__Records provided__
** Start **
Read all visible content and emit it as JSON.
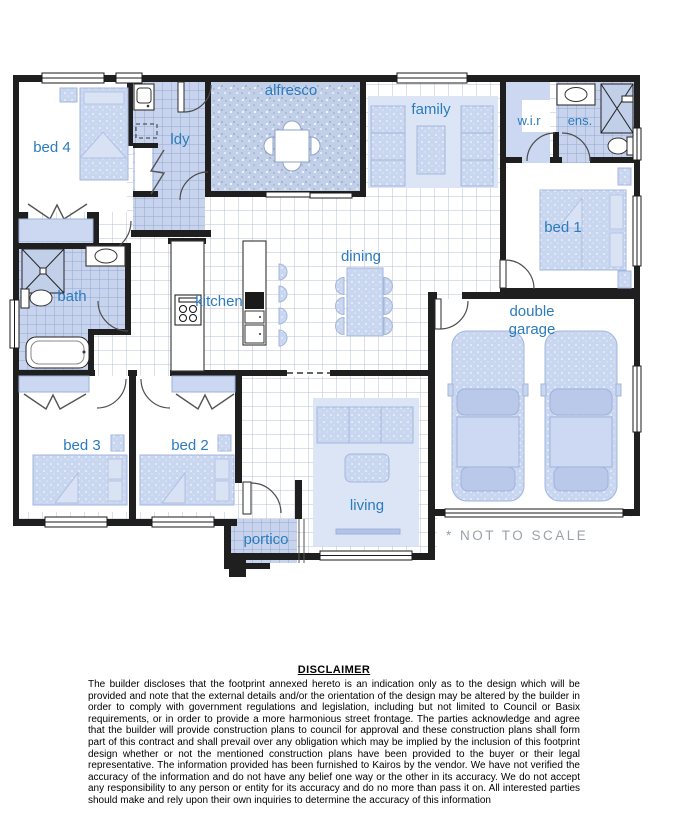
{
  "plan": {
    "rooms": {
      "bed4": "bed 4",
      "ldy": "ldy",
      "alfresco": "alfresco",
      "family": "family",
      "wir": "w.i.r",
      "ens": "ens.",
      "bed1": "bed 1",
      "bath": "bath",
      "kitchen": "kitchen",
      "dining": "dining",
      "garage1": "double",
      "garage2": "garage",
      "bed3": "bed 3",
      "bed2": "bed 2",
      "living": "living",
      "portico": "portico"
    },
    "note": "* NOT TO SCALE"
  },
  "disclaimer": {
    "title": "DISCLAIMER",
    "body": "The builder discloses that the footprint annexed hereto is an indication only as to the design which will be provided and note that the external details and/or the orientation of the design may be altered by the builder in order to comply with government regulations and legislation, including but not limited to Council or Basix requirements, or in order to provide a more harmonious street frontage. The parties acknowledge and agree that the builder will provide construction plans to council for approval and these construction plans shall form part of this contract and shall prevail over any obligation which may be implied by the inclusion of this footprint design whether or not the mentioned construction plans have been provided to the buyer or their legal representative. The information provided has been furnished to Kairos by the vendor. We have not verified the accuracy of the information and do not have any belief one way or the other in its accuracy. We do not accept any responsibility to any person or entity for its accuracy and do no more than pass it on. All interested parties should make and rely upon their own inquiries to determine the accuracy of this information"
  },
  "colors": {
    "label_blue": "#2b7bbd",
    "wall": "#1f1f1f",
    "tile": "#c8d4ee",
    "tile_line": "#94a8d0",
    "floor_grid_line": "#b7c1d7",
    "furniture": "#c9d6f0",
    "rug": "#d9e3f4",
    "note_gray": "#9aa1a9"
  }
}
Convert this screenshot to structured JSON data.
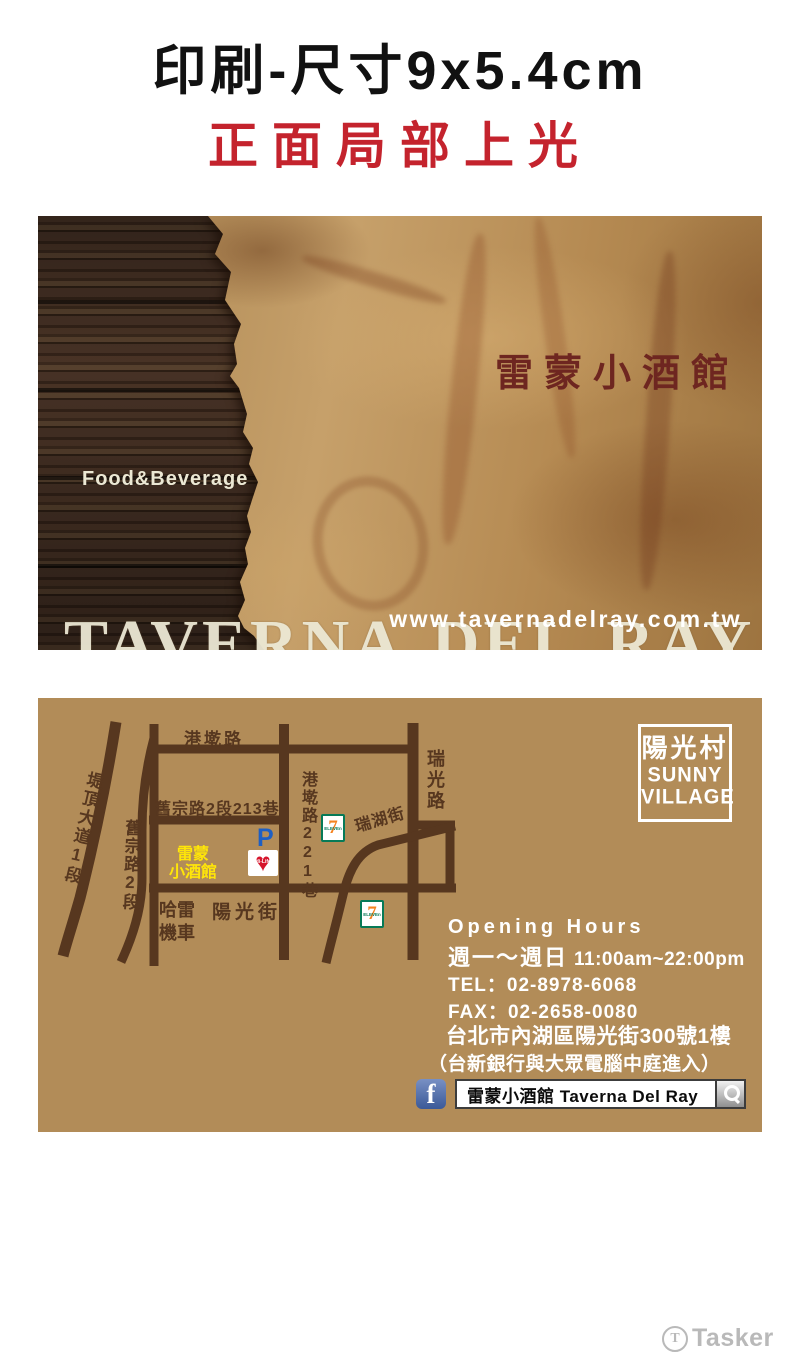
{
  "header": {
    "title": "印刷-尺寸9x5.4cm",
    "subtitle": "正面局部上光"
  },
  "card_front": {
    "shop_name_zh": "雷蒙小酒館",
    "shop_name_en": "TAVERNA DEL RAY",
    "tagline": "Food&Beverage",
    "website": "www.tavernadelray.com.tw"
  },
  "card_back": {
    "map": {
      "street_labels": {
        "gangqian_rd": "港墘路",
        "jiuzong_lane213": "舊宗路2段213巷",
        "gangqian_lane221": "港墘路221巷",
        "ruiguang_rd": "瑞光路",
        "ruihu_st": "瑞湖街",
        "tiding_blvd": "堤頂大道1段",
        "jiuzong_rd": "舊宗路2段",
        "yangguang_st": "陽光街"
      },
      "landmarks": {
        "shop_line1": "雷蒙",
        "shop_line2": "小酒館",
        "harley_line1": "哈雷",
        "harley_line2": "機車",
        "parking": "P",
        "hilife": "Hi-Life",
        "hilife_heart": "♥",
        "seven": "7",
        "seven_sub": "ELEVEn"
      },
      "badge": {
        "zh": "陽光村",
        "en_line1": "SUNNY",
        "en_line2": "VILLAGE"
      }
    },
    "info": {
      "opening_label": "Opening Hours",
      "days": "週一～週日",
      "hours": "11:00am~22:00pm",
      "tel": "TEL：02-8978-6068",
      "fax": "FAX：02-2658-0080",
      "address": "台北市內湖區陽光街300號1樓",
      "address_note": "（台新銀行與大眾電腦中庭進入）",
      "facebook": {
        "icon_letter": "f",
        "search_text": "雷蒙小酒館 Taverna Del Ray"
      }
    }
  },
  "watermark": {
    "icon_letter": "T",
    "brand": "Tasker"
  },
  "colors": {
    "red_accent": "#c4232d",
    "card_tan": "#b28c58",
    "road_brown": "#57371f",
    "shop_yellow": "#ffe608",
    "maroon": "#6e2620",
    "cream": "#ece8d4",
    "parking_blue": "#1d5fc4",
    "facebook_blue": "#3b5998",
    "hilife_red": "#d6152c",
    "seven_orange": "#f5821f",
    "seven_green": "#067a57",
    "watermark_gray": "#b9b9b9"
  }
}
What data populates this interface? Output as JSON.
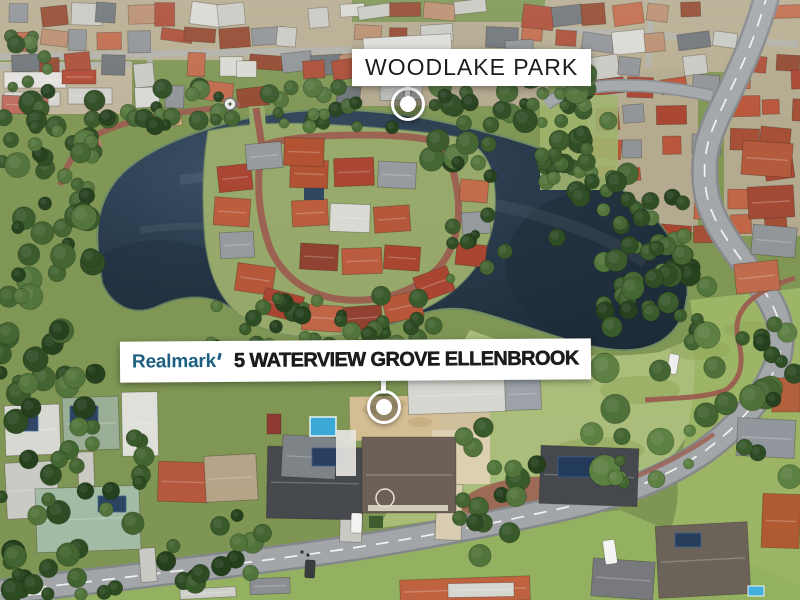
** End **
__The problem__
Can you retype every record above exactly, leaving out the pictures?

__Finished answer__
Read all visible content and emit it as JSON.
{
  "plan": {
    "rooms": {
      "bed4": "bed 4",
      "ldy": "ldy",
      "alfresco": "alfresco",
      "family": "family",
      "wir": "w.i.r",
      "ens": "ens.",
      "bed1": "bed 1",
      "bath": "bath",
      "kitchen": "kitchen",
      "dining": "dining",
      "garage1": "double",
      "garage2": "garage",
      "bed3": "bed 3",
      "bed2": "bed 2",
      "living": "living",
      "portico": "portico"
    },
    "note": "* NOT TO SCALE"
  },
  "disclaimer": {
    "title": "DISCLAIMER",
    "body": "The builder discloses that the footprint annexed hereto is an indication only as to the design which will be provided and note that the external details and/or the orientation of the design may be altered by the builder in order to comply with government regulations and legislation, including but not limited to Council or Basix requirements, or in order to provide a more harmonious street frontage. The parties acknowledge and agree that the builder will provide construction plans to council for approval and these construction plans shall form part of this contract and shall prevail over any obligation which may be implied by the inclusion of this footprint design whether or not the mentioned construction plans have been provided to the buyer or their legal representative. The information provided has been furnished to Kairos by the vendor. We have not verified the accuracy of the information and do not have any belief one way or the other in its accuracy. We do not accept any responsibility to any person or entity for its accuracy and do no more than pass it on. All interested parties should make and rely upon their own inquiries to determine the accuracy of this information"
  },
  "colors": {
    "label_blue": "#2b7bbd",
    "wall": "#1f1f1f",
    "tile": "#c8d4ee",
    "tile_line": "#94a8d0",
    "floor_grid_line": "#b7c1d7",
    "furniture": "#c9d6f0",
    "rug": "#d9e3f4",
    "note_gray": "#9aa1a9"
  }
}
Convert this screenshot to structured JSON data.
{
  "header": {
    "title": "印刷-尺寸9x5.4cm",
    "subtitle": "正面局部上光"
  },
  "card_front": {
    "shop_name_zh": "雷蒙小酒館",
    "shop_name_en": "TAVERNA DEL RAY",
    "tagline": "Food&Beverage",
    "website": "www.tavernadelray.com.tw"
  },
  "card_back": {
    "map": {
      "street_labels": {
        "gangqian_rd": "港墘路",
        "jiuzong_lane213": "舊宗路2段213巷",
        "gangqian_lane221": "港墘路221巷",
        "ruiguang_rd": "瑞光路",
        "ruihu_st": "瑞湖街",
        "tiding_blvd": "堤頂大道1段",
        "jiuzong_rd": "舊宗路2段",
        "yangguang_st": "陽光街"
      },
      "landmarks": {
        "shop_line1": "雷蒙",
        "shop_line2": "小酒館",
        "harley_line1": "哈雷",
        "harley_line2": "機車",
        "parking": "P",
        "hilife": "Hi-Life",
        "hilife_heart": "♥",
        "seven": "7",
        "seven_sub": "ELEVEn"
      },
      "badge": {
        "zh": "陽光村",
        "en_line1": "SUNNY",
        "en_line2": "VILLAGE"
      }
    },
    "info": {
      "opening_label": "Opening Hours",
      "days": "週一～週日",
      "hours": "11:00am~22:00pm",
      "tel": "TEL：02-8978-6068",
      "fax": "FAX：02-2658-0080",
      "address": "台北市內湖區陽光街300號1樓",
      "address_note": "（台新銀行與大眾電腦中庭進入）",
      "facebook": {
        "icon_letter": "f",
        "search_text": "雷蒙小酒館 Taverna Del Ray"
      }
    }
  },
  "watermark": {
    "icon_letter": "T",
    "brand": "Tasker"
  },
  "colors": {
    "red_accent": "#c4232d",
    "card_tan": "#b28c58",
    "road_brown": "#57371f",
    "shop_yellow": "#ffe608",
    "maroon": "#6e2620",
    "cream": "#ece8d4",
    "parking_blue": "#1d5fc4",
    "facebook_blue": "#3b5998",
    "hilife_red": "#d6152c",
    "seven_orange": "#f5821f",
    "seven_green": "#067a57",
    "watermark_gray": "#b9b9b9"
  }
}
What data populates this interface? Output as JSON.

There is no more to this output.